- _Work required_
Find every line in the entries below that contains the string "class", matching case exactly, and copy each of those lines.

(Data entries)
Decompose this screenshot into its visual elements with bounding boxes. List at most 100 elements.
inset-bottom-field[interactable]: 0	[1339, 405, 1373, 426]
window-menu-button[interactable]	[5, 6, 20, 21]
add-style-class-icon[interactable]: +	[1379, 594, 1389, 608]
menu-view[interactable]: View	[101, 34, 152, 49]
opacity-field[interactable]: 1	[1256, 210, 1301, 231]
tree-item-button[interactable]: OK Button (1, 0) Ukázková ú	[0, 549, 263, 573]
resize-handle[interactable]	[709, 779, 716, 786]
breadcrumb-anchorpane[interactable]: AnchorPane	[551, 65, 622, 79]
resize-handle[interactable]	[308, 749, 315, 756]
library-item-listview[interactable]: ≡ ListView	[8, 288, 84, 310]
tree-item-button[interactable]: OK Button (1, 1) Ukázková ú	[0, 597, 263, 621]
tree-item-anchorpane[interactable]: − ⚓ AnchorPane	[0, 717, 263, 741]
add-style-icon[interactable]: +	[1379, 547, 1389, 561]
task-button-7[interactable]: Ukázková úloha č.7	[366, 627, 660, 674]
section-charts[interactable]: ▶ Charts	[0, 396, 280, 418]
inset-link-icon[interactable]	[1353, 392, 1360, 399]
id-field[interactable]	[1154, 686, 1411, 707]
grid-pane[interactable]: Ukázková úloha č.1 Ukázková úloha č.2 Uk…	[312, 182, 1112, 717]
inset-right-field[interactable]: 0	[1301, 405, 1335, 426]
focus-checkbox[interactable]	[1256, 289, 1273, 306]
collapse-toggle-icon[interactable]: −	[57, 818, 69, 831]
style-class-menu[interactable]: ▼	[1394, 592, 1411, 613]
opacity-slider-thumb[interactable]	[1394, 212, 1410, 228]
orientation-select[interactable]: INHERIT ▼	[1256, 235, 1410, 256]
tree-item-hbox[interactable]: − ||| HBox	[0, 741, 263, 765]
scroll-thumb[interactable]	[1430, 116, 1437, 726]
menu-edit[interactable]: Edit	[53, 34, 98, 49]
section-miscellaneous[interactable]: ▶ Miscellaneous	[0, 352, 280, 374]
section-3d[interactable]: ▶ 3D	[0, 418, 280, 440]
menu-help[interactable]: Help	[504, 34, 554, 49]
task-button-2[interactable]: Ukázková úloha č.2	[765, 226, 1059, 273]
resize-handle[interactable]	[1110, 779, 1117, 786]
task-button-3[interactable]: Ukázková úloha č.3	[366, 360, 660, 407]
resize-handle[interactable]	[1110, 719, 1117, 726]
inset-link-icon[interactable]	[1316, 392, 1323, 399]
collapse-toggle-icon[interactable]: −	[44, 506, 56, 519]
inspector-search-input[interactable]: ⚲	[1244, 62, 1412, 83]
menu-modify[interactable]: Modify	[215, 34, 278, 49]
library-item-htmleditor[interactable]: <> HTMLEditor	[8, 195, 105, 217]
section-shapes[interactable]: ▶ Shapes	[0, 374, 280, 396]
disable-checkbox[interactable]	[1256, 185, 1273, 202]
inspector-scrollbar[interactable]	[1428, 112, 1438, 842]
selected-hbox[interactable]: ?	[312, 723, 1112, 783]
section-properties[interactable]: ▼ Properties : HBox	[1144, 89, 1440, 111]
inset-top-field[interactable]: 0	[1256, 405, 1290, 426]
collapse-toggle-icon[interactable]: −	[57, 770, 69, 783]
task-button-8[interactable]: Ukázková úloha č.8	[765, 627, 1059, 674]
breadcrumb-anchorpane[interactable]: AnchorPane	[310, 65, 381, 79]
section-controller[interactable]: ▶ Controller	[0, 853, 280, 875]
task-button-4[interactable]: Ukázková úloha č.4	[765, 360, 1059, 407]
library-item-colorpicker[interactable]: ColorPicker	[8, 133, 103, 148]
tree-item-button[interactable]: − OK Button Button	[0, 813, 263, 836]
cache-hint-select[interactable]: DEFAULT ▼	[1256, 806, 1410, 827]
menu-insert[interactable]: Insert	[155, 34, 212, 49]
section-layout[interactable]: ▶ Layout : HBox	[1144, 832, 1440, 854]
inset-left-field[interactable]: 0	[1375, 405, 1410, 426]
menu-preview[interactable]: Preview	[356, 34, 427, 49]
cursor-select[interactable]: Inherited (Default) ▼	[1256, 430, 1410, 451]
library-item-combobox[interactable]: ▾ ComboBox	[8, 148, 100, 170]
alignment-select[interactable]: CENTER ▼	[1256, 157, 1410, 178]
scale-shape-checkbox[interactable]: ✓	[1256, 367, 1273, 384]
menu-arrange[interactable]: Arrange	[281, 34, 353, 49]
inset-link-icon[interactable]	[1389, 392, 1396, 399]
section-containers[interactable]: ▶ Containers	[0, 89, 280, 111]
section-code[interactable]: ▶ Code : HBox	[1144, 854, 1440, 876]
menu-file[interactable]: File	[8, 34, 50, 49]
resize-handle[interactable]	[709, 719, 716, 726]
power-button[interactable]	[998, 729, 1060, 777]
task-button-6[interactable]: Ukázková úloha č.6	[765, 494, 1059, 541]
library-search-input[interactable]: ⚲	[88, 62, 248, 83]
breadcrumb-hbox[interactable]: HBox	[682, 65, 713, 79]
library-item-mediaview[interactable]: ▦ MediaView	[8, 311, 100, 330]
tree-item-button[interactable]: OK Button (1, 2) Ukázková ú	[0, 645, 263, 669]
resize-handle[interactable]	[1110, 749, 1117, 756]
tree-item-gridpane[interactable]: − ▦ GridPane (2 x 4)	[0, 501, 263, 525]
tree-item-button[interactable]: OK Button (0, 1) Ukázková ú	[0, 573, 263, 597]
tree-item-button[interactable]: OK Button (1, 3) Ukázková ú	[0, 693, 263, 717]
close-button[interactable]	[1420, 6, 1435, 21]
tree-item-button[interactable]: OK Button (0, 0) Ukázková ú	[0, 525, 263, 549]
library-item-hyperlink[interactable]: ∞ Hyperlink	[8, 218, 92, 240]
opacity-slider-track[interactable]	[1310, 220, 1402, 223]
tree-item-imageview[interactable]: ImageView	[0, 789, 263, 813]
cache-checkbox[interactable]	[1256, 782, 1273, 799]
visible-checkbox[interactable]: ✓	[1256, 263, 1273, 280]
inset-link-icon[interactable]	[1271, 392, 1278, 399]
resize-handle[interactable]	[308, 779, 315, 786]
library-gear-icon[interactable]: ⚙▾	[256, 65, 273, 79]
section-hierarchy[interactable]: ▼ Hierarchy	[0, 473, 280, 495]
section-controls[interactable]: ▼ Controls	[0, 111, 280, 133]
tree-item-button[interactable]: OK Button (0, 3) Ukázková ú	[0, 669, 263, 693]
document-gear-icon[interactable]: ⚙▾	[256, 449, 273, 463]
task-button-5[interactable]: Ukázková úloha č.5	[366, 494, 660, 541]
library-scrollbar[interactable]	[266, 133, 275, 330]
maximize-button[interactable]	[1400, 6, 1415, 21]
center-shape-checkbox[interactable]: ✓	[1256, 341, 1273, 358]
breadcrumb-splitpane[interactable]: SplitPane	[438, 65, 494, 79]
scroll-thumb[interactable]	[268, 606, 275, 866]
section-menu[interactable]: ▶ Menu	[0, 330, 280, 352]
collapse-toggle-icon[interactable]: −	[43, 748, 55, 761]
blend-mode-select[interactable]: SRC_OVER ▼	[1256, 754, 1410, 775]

- _Final result_
add-style-class-icon[interactable]: +	[1379, 594, 1389, 608]
style-class-menu[interactable]: ▼	[1394, 592, 1411, 613]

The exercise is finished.